WHAT THE EXERCISE ASKS
Read the records and gather each line that includes "text".

+ + +

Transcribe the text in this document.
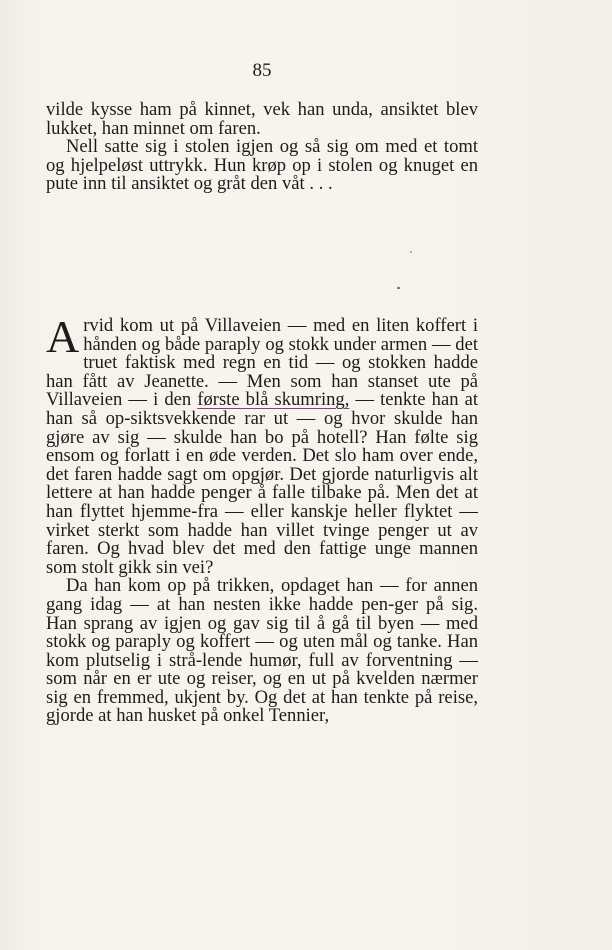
85

vilde kysse ham på kinnet, vek han unda, ansiktet blev lukket, han minnet om faren.

Nell satte sig i stolen igjen og så sig om med et tomt og hjelpeløst uttrykk. Hun krøp op i stolen og knuget en pute inn til ansiktet og gråt den våt . . .

Arvid kom ut på Villaveien — med en liten koffert i hånden og både paraply og stokk under armen — det truet faktisk med regn en tid — og stokken hadde han fått av Jeanette. — Men som han stanset ute på Villaveien — i den første blå skumring, — tenkte han at han så op-siktsvekkende rar ut — og hvor skulde han gjøre av sig — skulde han bo på hotell? Han følte sig ensom og forlatt i en øde verden. Det slo ham over ende, det faren hadde sagt om opgjør. Det gjorde naturligvis alt lettere at han hadde penger å falle tilbake på. Men det at han flyttet hjemme-fra — eller kanskje heller flyktet — virket sterkt som hadde han villet tvinge penger ut av faren. Og hvad blev det med den fattige unge mannen som stolt gikk sin vei?

Da han kom op på trikken, opdaget han — for annen gang idag — at han nesten ikke hadde pen-ger på sig. Han sprang av igjen og gav sig til å gå til byen — med stokk og paraply og koffert — og uten mål og tanke. Han kom plutselig i strå-lende humør, full av forventning — som når en er ute og reiser, og en ut på kvelden nærmer sig en fremmed, ukjent by. Og det at han tenkte på reise, gjorde at han husket på onkel Tennier,
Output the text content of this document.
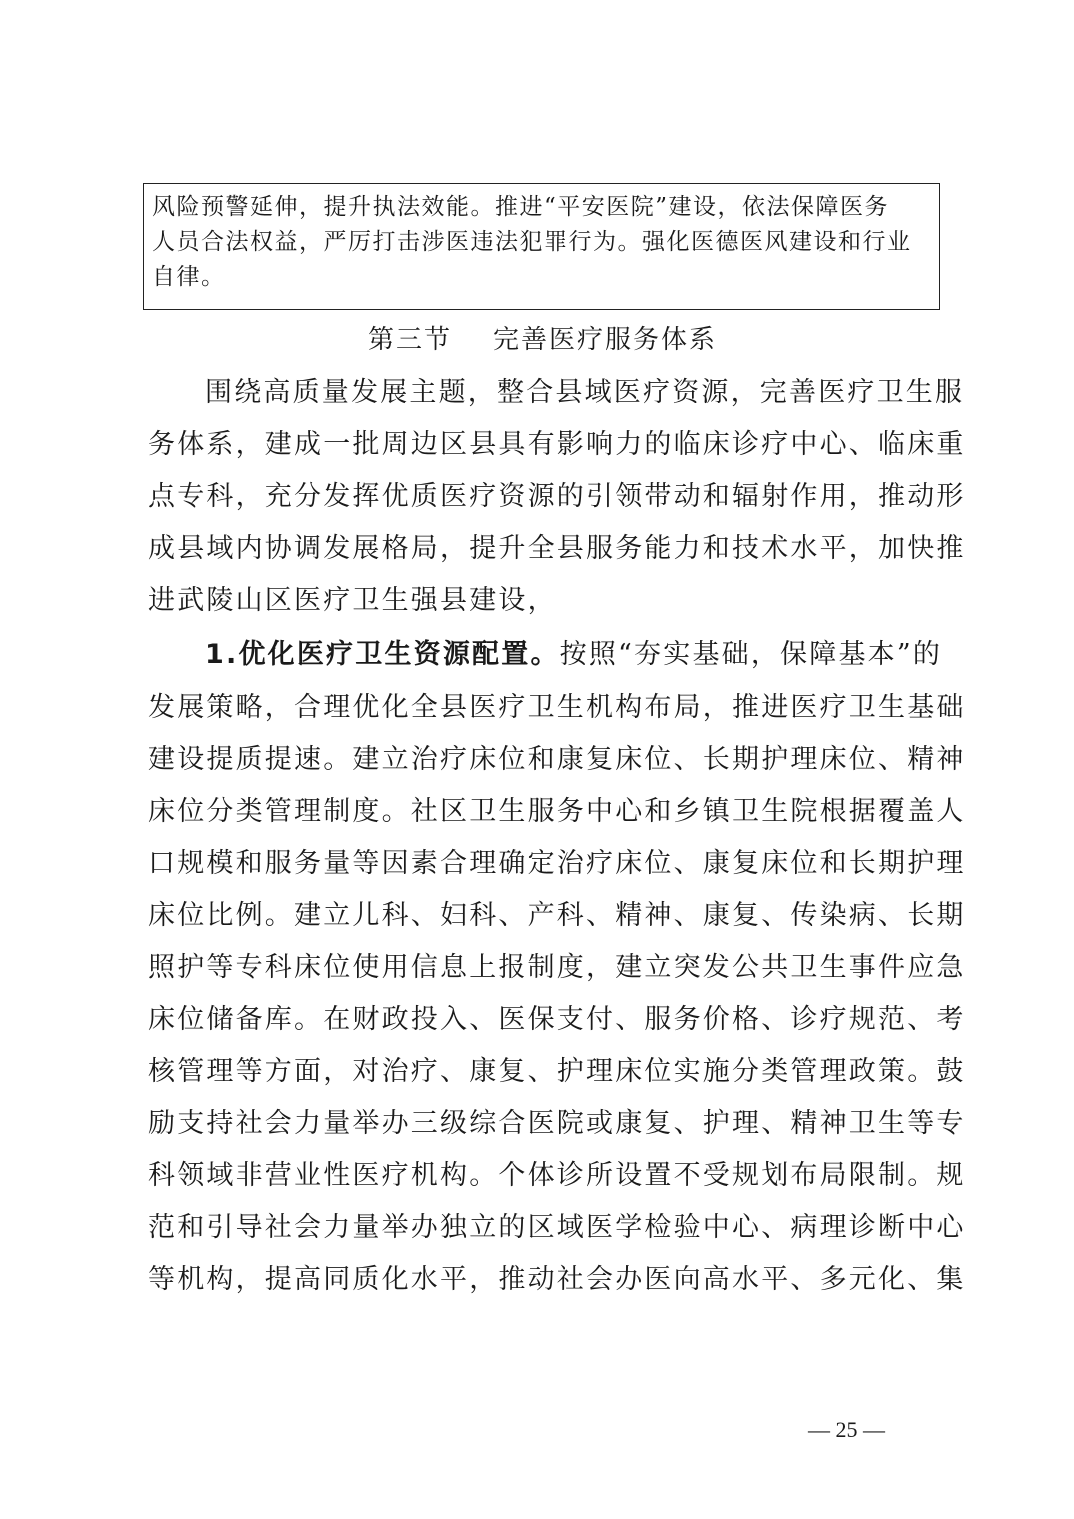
风险预警延伸，提升执法效能。推进“平安医院”建设，依法保障医务
人员合法权益，严厉打击涉医违法犯罪行为。强化医德医风建设和行业
自律。
第三节    完善医疗服务体系
围绕高质量发展主题，整合县域医疗资源，完善医疗卫生服
务体系，建成一批周边区县具有影响力的临床诊疗中心、临床重
点专科，充分发挥优质医疗资源的引领带动和辐射作用，推动形
成县域内协调发展格局，提升全县服务能力和技术水平，加快推
进武陵山区医疗卫生强县建设，
1.优化医疗卫生资源配置。按照“夯实基础，保障基本”的
发展策略，合理优化全县医疗卫生机构布局，推进医疗卫生基础
建设提质提速。建立治疗床位和康复床位、长期护理床位、精神
床位分类管理制度。社区卫生服务中心和乡镇卫生院根据覆盖人
口规模和服务量等因素合理确定治疗床位、康复床位和长期护理
床位比例。建立儿科、妇科、产科、精神、康复、传染病、长期
照护等专科床位使用信息上报制度，建立突发公共卫生事件应急
床位储备库。在财政投入、医保支付、服务价格、诊疗规范、考
核管理等方面，对治疗、康复、护理床位实施分类管理政策。鼓
励支持社会力量举办三级综合医院或康复、护理、精神卫生等专
科领域非营业性医疗机构。个体诊所设置不受规划布局限制。规
范和引导社会力量举办独立的区域医学检验中心、病理诊断中心
等机构，提高同质化水平，推动社会办医向高水平、多元化、集
— 25 —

+ + +

EXERCISE ANSWER
Transcribe the text in this document.
Output the text content of this document.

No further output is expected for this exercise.